=== SHORT TASK ===
In the listing below, find every line with the string "text" and pull it out.

(Stored records)
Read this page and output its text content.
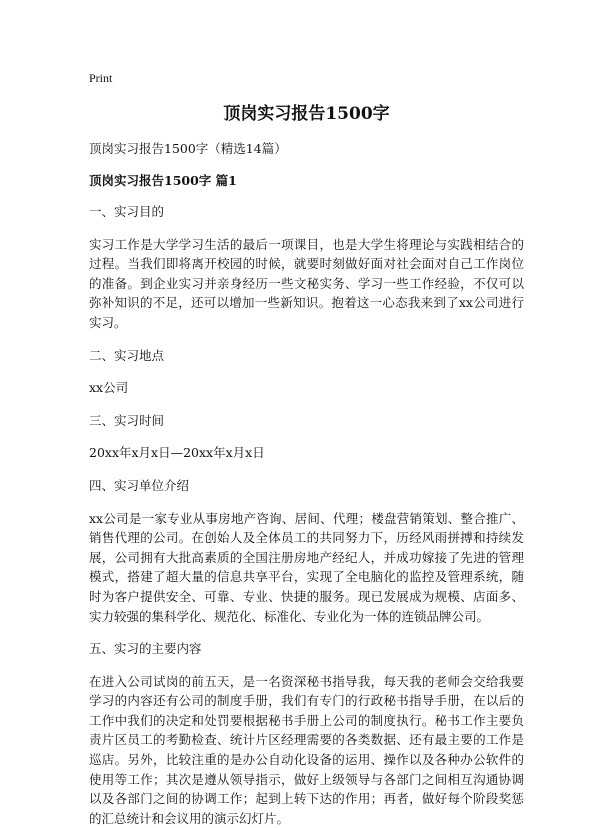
Print
顶岗实习报告1500字
顶岗实习报告1500字（精选14篇）
顶岗实习报告1500字 篇1
一、实习目的
实习工作是大学学习生活的最后一项课目，也是大学生将理论与实践相结合的过程。当我们即将离开校园的时候，就要时刻做好面对社会面对自己工作岗位的准备。到企业实习并亲身经历一些文秘实务、学习一些工作经验，不仅可以弥补知识的不足，还可以增加一些新知识。抱着这一心态我来到了xx公司进行实习。
二、实习地点
xx公司
三、实习时间
20xx年x月x日—20xx年x月x日
四、实习单位介绍
xx公司是一家专业从事房地产咨询、居间、代理；楼盘营销策划、整合推广、销售代理的公司。在创始人及全体员工的共同努力下，历经风雨拼搏和持续发展，公司拥有大批高素质的全国注册房地产经纪人，并成功嫁接了先进的管理模式，搭建了超大量的信息共享平台，实现了全电脑化的监控及管理系统，随时为客户提供安全、可靠、专业、快捷的服务。现已发展成为规模、店面多、实力较强的集科学化、规范化、标准化、专业化为一体的连锁品牌公司。
五、实习的主要内容
在进入公司试岗的前五天，是一名资深秘书指导我，每天我的老师会交给我要学习的内容还有公司的制度手册，我们有专门的行政秘书指导手册，在以后的工作中我们的决定和处罚要根据秘书手册上公司的制度执行。秘书工作主要负责片区员工的考勤检查、统计片区经理需要的各类数据、还有最主要的工作是巡店。另外，比较注重的是办公自动化设备的运用、操作以及各种办公软件的使用等工作；其次是遵从领导指示，做好上级领导与各部门之间相互沟通协调以及各部门之间的协调工作；起到上转下达的作用；再者，做好每个阶段奖惩的汇总统计和会议用的演示幻灯片。
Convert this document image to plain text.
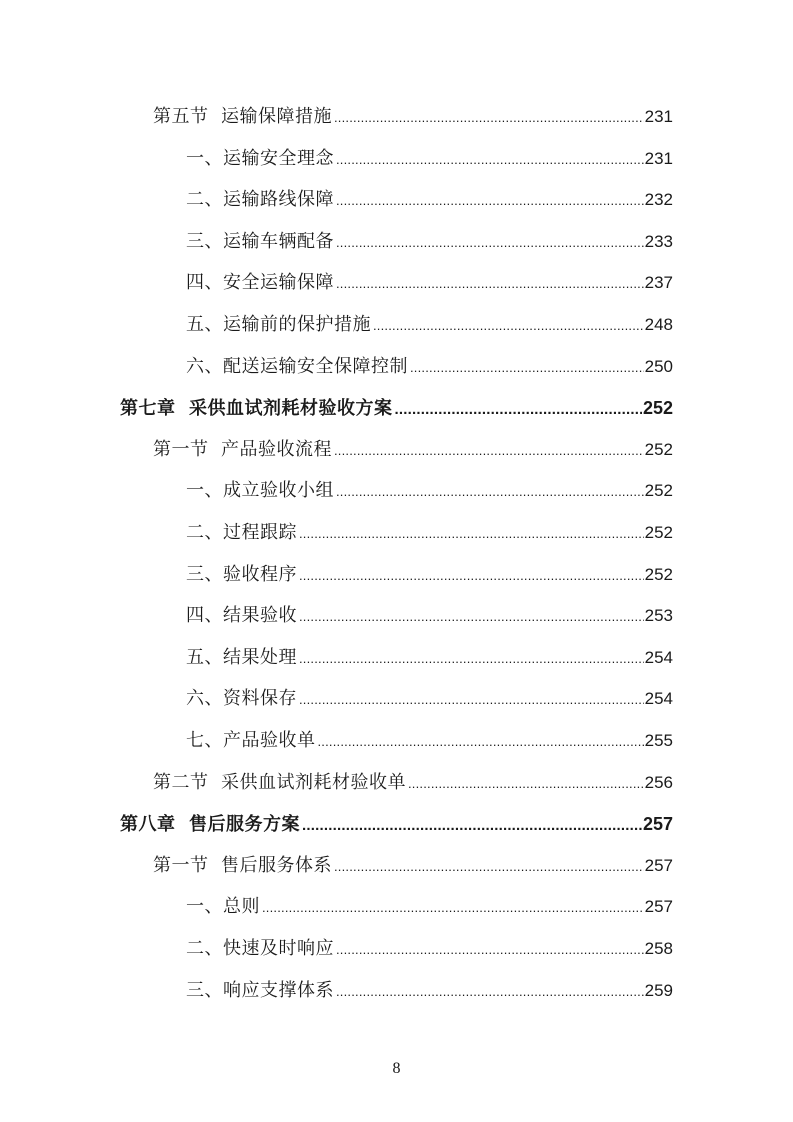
第五节 运输保障措施 .....	231
一、 运输安全理念 .....	231
二、 运输路线保障 .....	232
三、 运输车辆配备 .....	233
四、 安全运输保障 .....	237
五、 运输前的保护措施 .....	248
六、 配送运输安全保障控制 .....	250
第七章 采供血试剂耗材验收方案 .....	252
第一节 产品验收流程 .....	252
一、 成立验收小组 .....	252
二、 过程跟踪 .....	252
三、 验收程序 .....	252
四、 结果验收 .....	253
五、 结果处理 .....	254
六、 资料保存 .....	254
七、 产品验收单 .....	255
第二节 采供血试剂耗材验收单 .....	256
第八章 售后服务方案 .....	257
第一节 售后服务体系 .....	257
一、 总则 .....	257
二、 快速及时响应 .....	258
三、 响应支撑体系 .....	259
8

=== OUTPUT OF THE EXERCISE ===
Read this page and output its text content.
Convert this document image to plain text.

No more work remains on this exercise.